◆ **The exercise**
Lines containing the string "this" are to be counted; report the number and nothing more.

◆ **Supplied material**

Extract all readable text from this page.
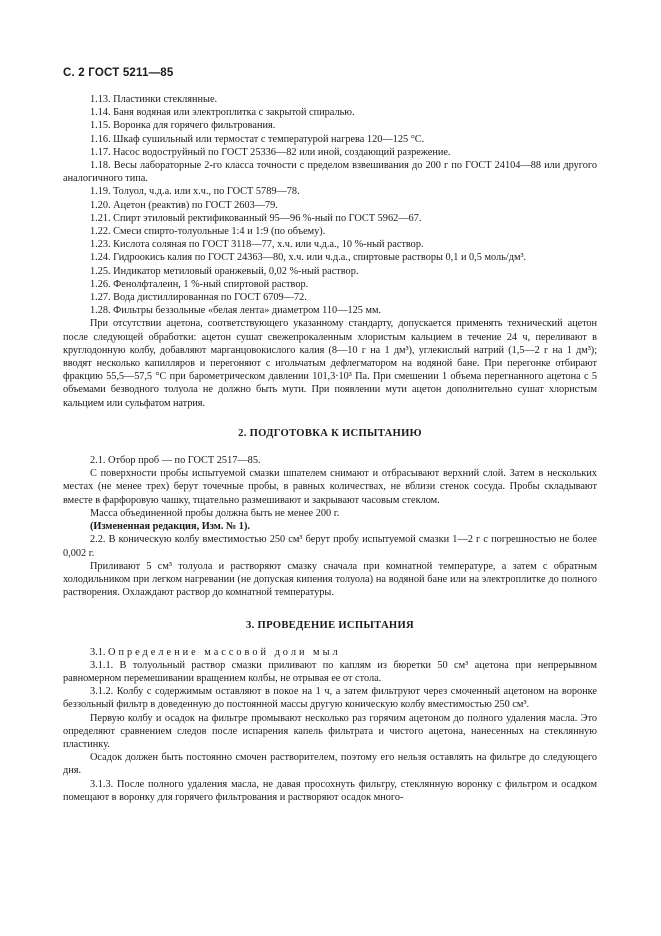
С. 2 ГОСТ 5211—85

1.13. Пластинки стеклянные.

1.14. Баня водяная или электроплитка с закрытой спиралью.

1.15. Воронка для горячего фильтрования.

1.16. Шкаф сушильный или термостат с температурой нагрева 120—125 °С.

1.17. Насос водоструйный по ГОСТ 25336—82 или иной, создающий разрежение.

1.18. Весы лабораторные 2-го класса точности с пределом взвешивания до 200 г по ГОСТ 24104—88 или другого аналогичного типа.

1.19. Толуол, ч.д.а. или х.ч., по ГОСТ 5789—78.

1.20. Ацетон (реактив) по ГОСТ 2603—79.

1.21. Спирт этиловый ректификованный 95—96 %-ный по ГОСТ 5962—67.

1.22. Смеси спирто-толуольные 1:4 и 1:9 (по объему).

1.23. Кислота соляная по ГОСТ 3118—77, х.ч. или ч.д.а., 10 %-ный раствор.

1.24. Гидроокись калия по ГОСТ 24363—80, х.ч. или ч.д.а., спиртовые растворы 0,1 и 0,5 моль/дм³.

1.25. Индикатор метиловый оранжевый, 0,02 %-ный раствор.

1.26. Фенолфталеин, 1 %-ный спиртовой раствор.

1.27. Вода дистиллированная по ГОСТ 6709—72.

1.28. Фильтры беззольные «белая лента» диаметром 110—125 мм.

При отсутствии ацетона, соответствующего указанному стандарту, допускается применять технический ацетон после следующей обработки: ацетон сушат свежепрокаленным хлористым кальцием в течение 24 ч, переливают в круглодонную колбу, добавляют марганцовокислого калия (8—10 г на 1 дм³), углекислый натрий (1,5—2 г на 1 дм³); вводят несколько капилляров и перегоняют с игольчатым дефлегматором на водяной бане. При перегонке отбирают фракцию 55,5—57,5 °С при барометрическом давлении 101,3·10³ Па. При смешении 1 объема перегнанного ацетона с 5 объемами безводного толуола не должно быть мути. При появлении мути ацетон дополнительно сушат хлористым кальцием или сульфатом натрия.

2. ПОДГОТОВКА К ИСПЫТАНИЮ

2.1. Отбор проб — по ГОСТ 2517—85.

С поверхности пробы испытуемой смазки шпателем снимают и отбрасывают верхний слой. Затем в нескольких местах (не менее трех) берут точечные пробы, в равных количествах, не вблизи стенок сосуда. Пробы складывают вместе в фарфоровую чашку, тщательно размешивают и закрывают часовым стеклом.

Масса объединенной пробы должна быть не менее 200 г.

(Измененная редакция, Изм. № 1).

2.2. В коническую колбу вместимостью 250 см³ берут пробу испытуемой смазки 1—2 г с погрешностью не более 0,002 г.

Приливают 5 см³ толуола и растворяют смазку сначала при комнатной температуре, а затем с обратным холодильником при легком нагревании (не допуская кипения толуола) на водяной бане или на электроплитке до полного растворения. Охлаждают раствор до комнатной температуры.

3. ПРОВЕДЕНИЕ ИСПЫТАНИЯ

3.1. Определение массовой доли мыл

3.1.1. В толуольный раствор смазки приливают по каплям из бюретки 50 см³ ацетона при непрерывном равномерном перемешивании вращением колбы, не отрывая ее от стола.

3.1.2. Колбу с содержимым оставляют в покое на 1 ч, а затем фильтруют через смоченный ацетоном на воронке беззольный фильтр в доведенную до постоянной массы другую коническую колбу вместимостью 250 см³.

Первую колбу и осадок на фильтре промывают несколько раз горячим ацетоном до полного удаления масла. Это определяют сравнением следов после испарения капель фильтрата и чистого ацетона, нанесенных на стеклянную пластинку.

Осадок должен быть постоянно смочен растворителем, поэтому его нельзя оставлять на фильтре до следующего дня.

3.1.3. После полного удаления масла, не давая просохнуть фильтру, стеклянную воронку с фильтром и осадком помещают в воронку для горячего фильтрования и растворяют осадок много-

* * *

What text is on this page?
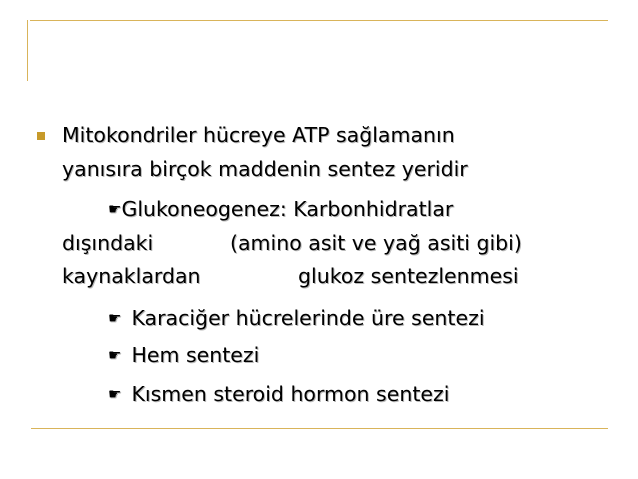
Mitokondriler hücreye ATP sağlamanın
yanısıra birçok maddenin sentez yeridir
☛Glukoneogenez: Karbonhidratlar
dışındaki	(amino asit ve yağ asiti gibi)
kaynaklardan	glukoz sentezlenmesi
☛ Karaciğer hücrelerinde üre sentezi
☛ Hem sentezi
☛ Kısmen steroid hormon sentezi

==

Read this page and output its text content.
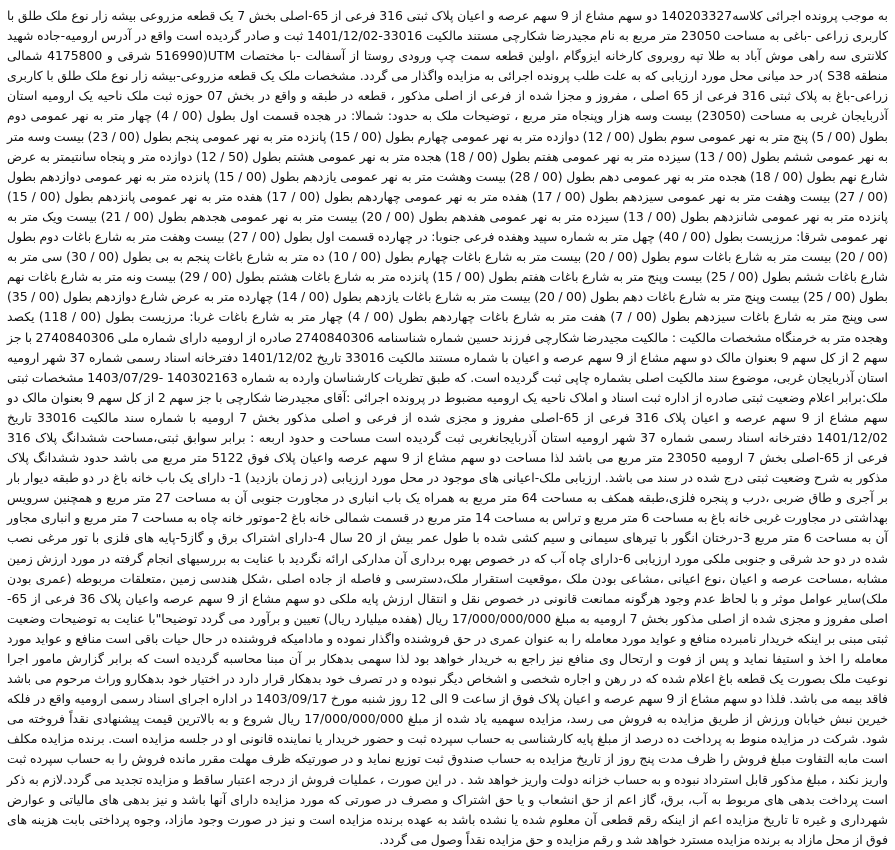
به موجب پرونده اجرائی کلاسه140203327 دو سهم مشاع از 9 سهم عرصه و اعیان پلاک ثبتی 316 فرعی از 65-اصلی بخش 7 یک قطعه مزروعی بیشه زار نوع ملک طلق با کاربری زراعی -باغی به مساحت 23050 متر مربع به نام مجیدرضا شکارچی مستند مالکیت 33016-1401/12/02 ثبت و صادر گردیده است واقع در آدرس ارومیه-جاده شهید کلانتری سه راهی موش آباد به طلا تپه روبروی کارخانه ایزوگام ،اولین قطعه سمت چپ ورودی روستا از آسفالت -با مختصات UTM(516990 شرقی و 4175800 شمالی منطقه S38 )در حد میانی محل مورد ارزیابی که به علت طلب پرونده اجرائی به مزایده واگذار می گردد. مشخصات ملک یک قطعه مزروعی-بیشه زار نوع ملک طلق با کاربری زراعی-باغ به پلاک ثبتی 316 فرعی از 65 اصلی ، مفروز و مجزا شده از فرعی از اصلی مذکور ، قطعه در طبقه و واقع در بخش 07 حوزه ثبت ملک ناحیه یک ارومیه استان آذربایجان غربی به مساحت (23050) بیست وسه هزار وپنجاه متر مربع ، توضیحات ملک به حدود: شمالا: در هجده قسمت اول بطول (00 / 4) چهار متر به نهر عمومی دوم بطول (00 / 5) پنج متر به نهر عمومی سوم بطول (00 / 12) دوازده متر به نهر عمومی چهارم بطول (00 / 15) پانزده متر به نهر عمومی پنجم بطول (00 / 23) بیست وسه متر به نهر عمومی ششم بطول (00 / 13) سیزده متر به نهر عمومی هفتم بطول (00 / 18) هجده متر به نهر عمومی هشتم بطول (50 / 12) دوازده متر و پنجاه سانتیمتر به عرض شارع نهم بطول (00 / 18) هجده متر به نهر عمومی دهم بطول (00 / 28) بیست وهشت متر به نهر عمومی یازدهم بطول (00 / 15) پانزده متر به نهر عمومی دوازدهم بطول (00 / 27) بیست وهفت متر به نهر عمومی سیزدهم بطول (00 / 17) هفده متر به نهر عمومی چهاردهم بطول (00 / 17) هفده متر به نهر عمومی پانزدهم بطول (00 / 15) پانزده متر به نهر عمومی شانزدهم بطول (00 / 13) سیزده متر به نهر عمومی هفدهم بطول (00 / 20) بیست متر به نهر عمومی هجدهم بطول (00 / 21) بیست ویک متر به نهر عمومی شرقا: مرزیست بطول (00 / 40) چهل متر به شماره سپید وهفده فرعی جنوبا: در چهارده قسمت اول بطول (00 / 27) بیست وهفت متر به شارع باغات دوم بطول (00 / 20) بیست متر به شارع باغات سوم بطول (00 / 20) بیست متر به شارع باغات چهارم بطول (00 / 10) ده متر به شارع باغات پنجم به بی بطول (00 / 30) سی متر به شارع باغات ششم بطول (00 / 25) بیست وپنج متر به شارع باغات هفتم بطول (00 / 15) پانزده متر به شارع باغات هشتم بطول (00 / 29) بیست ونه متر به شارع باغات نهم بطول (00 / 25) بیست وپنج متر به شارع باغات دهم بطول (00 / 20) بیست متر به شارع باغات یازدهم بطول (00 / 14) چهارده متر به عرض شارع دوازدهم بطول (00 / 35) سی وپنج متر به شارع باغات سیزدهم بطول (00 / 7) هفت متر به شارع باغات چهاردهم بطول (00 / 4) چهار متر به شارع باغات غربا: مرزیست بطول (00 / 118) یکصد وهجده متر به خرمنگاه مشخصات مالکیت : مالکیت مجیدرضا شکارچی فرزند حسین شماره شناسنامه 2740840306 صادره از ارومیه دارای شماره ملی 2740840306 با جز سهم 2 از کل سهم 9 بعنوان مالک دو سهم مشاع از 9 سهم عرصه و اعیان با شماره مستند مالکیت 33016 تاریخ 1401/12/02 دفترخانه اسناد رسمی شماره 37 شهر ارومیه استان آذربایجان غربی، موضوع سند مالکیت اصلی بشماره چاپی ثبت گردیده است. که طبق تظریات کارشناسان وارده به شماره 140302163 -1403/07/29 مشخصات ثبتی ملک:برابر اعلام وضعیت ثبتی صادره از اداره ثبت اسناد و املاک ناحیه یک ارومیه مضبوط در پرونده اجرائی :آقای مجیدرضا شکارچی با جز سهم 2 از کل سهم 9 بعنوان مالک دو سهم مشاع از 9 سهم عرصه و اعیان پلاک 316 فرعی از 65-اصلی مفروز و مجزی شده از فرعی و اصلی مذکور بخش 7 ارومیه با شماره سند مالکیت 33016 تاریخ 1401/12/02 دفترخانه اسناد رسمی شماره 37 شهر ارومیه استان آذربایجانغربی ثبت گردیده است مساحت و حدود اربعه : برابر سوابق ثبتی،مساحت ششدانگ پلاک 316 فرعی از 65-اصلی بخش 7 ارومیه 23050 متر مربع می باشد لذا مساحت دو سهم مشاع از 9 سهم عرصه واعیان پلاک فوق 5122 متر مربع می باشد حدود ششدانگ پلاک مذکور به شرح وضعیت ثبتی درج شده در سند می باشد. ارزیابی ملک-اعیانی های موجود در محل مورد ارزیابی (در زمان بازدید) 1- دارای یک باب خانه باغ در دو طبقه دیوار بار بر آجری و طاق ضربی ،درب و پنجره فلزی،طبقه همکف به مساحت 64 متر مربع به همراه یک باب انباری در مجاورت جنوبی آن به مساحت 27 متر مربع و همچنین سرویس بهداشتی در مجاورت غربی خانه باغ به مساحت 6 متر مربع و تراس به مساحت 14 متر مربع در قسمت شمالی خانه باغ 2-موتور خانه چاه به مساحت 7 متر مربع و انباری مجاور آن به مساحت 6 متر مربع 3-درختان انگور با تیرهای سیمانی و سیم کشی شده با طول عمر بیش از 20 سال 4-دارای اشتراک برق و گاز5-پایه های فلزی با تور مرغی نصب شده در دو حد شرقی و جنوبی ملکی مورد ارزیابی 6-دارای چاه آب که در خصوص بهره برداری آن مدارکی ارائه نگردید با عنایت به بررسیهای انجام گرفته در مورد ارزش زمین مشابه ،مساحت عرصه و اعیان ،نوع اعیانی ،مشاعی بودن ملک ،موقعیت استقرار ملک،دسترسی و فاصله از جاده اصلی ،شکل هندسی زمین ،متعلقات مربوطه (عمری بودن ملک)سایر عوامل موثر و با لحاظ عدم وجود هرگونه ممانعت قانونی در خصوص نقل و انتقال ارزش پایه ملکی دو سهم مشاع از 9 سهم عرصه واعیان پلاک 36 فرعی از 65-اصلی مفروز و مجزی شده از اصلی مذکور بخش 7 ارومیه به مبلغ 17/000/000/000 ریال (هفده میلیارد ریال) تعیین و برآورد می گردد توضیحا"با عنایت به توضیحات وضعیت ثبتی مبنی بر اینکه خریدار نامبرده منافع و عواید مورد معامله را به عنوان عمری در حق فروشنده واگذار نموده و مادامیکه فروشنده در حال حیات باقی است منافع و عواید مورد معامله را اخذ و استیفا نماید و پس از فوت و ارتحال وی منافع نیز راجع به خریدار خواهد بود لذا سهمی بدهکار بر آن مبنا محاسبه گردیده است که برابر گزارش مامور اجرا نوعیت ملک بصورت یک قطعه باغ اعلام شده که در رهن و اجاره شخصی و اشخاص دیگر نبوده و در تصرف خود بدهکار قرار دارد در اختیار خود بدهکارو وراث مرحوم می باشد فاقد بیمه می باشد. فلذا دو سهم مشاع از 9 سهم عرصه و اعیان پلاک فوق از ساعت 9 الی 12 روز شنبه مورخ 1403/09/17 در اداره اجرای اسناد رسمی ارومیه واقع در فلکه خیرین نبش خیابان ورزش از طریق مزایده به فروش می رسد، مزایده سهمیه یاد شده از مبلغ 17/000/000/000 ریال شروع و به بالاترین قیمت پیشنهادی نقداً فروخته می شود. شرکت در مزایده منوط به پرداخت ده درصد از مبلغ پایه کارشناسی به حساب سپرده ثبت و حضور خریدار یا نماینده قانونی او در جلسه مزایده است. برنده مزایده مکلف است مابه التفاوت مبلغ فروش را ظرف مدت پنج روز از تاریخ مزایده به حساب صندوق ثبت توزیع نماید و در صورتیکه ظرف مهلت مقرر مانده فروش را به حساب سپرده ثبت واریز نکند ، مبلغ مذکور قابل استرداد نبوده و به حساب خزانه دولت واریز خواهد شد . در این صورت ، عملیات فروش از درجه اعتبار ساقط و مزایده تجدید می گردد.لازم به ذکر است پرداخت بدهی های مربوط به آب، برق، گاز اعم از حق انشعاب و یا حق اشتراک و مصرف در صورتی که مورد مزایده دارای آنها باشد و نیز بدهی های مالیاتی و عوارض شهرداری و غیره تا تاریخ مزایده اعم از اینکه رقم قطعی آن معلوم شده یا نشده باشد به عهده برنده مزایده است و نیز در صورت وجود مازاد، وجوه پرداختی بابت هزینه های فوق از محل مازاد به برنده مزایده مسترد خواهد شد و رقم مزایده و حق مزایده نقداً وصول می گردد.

◆ **Reply**
3